"""
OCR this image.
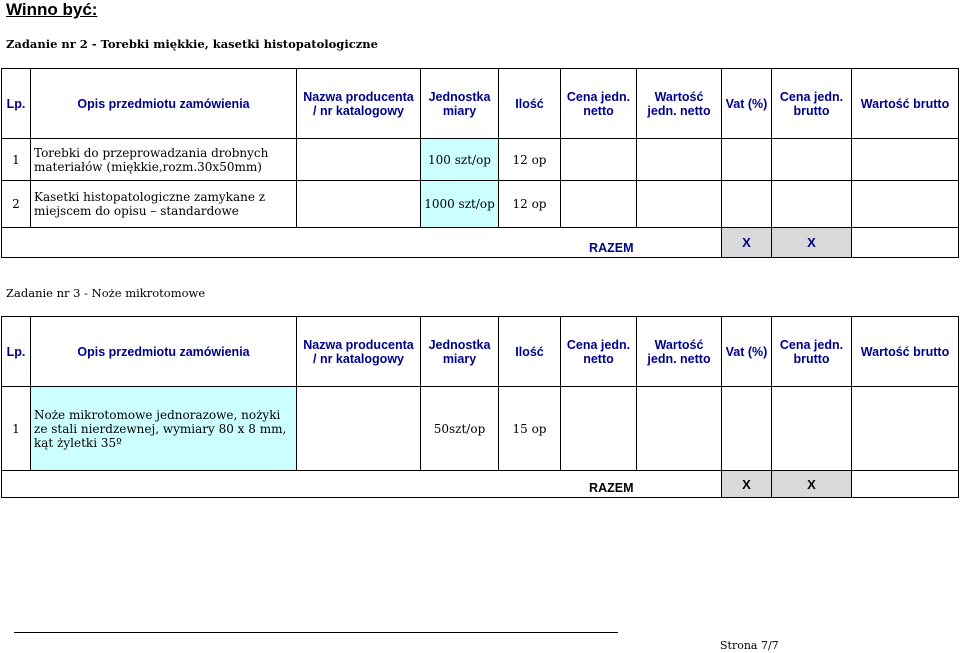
Winno być:
Zadanie nr 2 - Torebki miękkie, kasetki histopatologiczne
Lp.	Opis przedmiotu zamówienia	Nazwa producenta / nr katalogowy	Jednostka miary	Ilość	Cena jedn. netto	Wartość jedn. netto	Vat (%)	Cena jedn. brutto	Wartość brutto
1	Torebki do przeprowadzania drobnych materiałów (miękkie,rozm.30x50mm)		100 szt/op	12 op					
2	Kasetki histopatologiczne zamykane z miejscem do opisu – standardowe		1000 szt/op	12 op					
RAZEM							X	X	
Zadanie nr 3 - Noże mikrotomowe
Lp.	Opis przedmiotu zamówienia	Nazwa producenta / nr katalogowy	Jednostka miary	Ilość	Cena jedn. netto	Wartość jedn. netto	Vat (%)	Cena jedn. brutto	Wartość brutto
1	Noże mikrotomowe jednorazowe, nożyki ze stali nierdzewnej, wymiary 80 x 8 mm, kąt żyletki 35º		50szt/op	15 op					
RAZEM							X	X	
Strona 7/7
"""
▶ _WRITTEN TASK_: Repeat the material above in full and unchanged, minus its images.

▶ _TASK SOLUTION_:
OCR this image.
Winno być:
Zadanie nr 2 - Torebki miękkie, kasetki histopatologiczne
Lp.	Opis przedmiotu zamówienia	Nazwa producenta / nr katalogowy	Jednostka miary	Ilość	Cena jedn. netto	Wartość jedn. netto	Vat (%)	Cena jedn. brutto	Wartość brutto
1	Torebki do przeprowadzania drobnych materiałów (miękkie,rozm.30x50mm)		100 szt/op	12 op					
2	Kasetki histopatologiczne zamykane z miejscem do opisu – standardowe		1000 szt/op	12 op					
RAZEM							X	X	
Zadanie nr 3 - Noże mikrotomowe
Lp.	Opis przedmiotu zamówienia	Nazwa producenta / nr katalogowy	Jednostka miary	Ilość	Cena jedn. netto	Wartość jedn. netto	Vat (%)	Cena jedn. brutto	Wartość brutto
1	Noże mikrotomowe jednorazowe, nożyki ze stali nierdzewnej, wymiary 80 x 8 mm, kąt żyletki 35º		50szt/op	15 op					
RAZEM							X	X	
Strona 7/7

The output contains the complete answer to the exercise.